REQUEST: Without including any pictures, write out all the entries exactly.

INFORMATION PROVIDED:
— START —
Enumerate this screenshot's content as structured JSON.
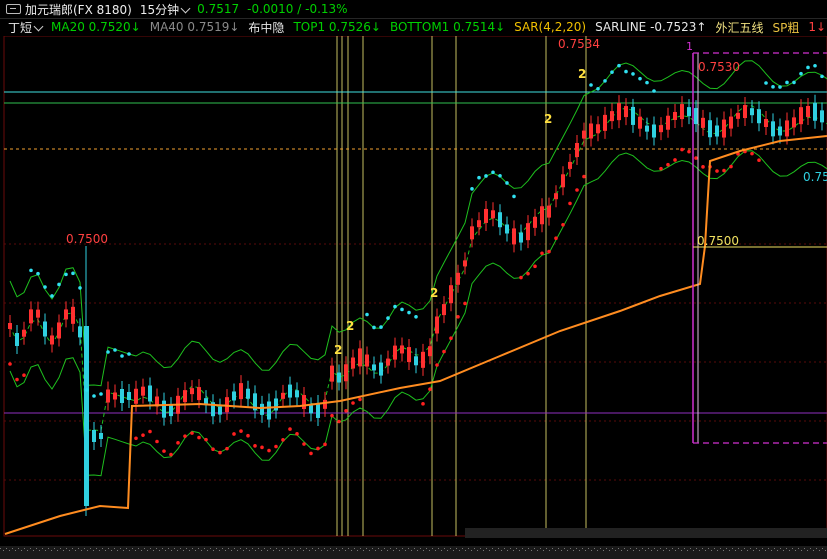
{
  "window": {
    "title": "加元瑞郎(FX 8180)",
    "period": "15分钟",
    "price": "0.7517",
    "change": "-0.0010 / -0.13%"
  },
  "indicators": {
    "style": "丁短",
    "ma20": "MA20 0.7520↓",
    "ma40": "MA40 0.7519↓",
    "layout": "布中隐",
    "top1": "TOP1 0.7526↓",
    "bottom1": "BOTTOM1 0.7514↓",
    "sar": "SAR(4,2,20)",
    "sarline": "SARLINE -0.7523↑",
    "fx_lines": "外汇五线",
    "sp": "SP粗",
    "sp_count": "1↓"
  },
  "chart": {
    "labels": {
      "high_left": "0.7500",
      "high_top": "0.7534",
      "box_top": "0.7530",
      "box_mid": "0.7500",
      "box_index": "1",
      "right_edge": "0.75",
      "marks": [
        "2",
        "2",
        "2",
        "2",
        "2"
      ]
    },
    "colors": {
      "up": "#ff3030",
      "down": "#30d0e0",
      "sar": "#ff2020",
      "sar_top": "#30e0f0",
      "ma": "#ff8c20",
      "boll": "#1ec01e",
      "vline": "#e8e070",
      "box": "#d030d0",
      "cyan_h": "#40e0e0",
      "orange_h": "#f0a030",
      "purple_h": "#9030c0"
    }
  }
}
— END —
CORRECT RESULT:
Enumerate this screenshot's content as structured JSON.
{
  "window": {
    "title": "加元瑞郎(FX 8180)",
    "period": "15分钟",
    "price": "0.7517",
    "change": "-0.0010 / -0.13%"
  },
  "indicators": {
    "style": "丁短",
    "ma20": "MA20 0.7520↓",
    "ma40": "MA40 0.7519↓",
    "layout": "布中隐",
    "top1": "TOP1 0.7526↓",
    "bottom1": "BOTTOM1 0.7514↓",
    "sar": "SAR(4,2,20)",
    "sarline": "SARLINE -0.7523↑",
    "fx_lines": "外汇五线",
    "sp": "SP粗",
    "sp_count": "1↓"
  },
  "chart": {
    "labels": {
      "high_left": "0.7500",
      "high_top": "0.7534",
      "box_top": "0.7530",
      "box_mid": "0.7500",
      "box_index": "1",
      "right_edge": "0.75",
      "marks": [
        "2",
        "2",
        "2",
        "2",
        "2"
      ]
    },
    "colors": {
      "up": "#ff3030",
      "down": "#30d0e0",
      "sar": "#ff2020",
      "sar_top": "#30e0f0",
      "ma": "#ff8c20",
      "boll": "#1ec01e",
      "vline": "#e8e070",
      "box": "#d030d0",
      "cyan_h": "#40e0e0",
      "orange_h": "#f0a030",
      "purple_h": "#9030c0"
    }
  }
}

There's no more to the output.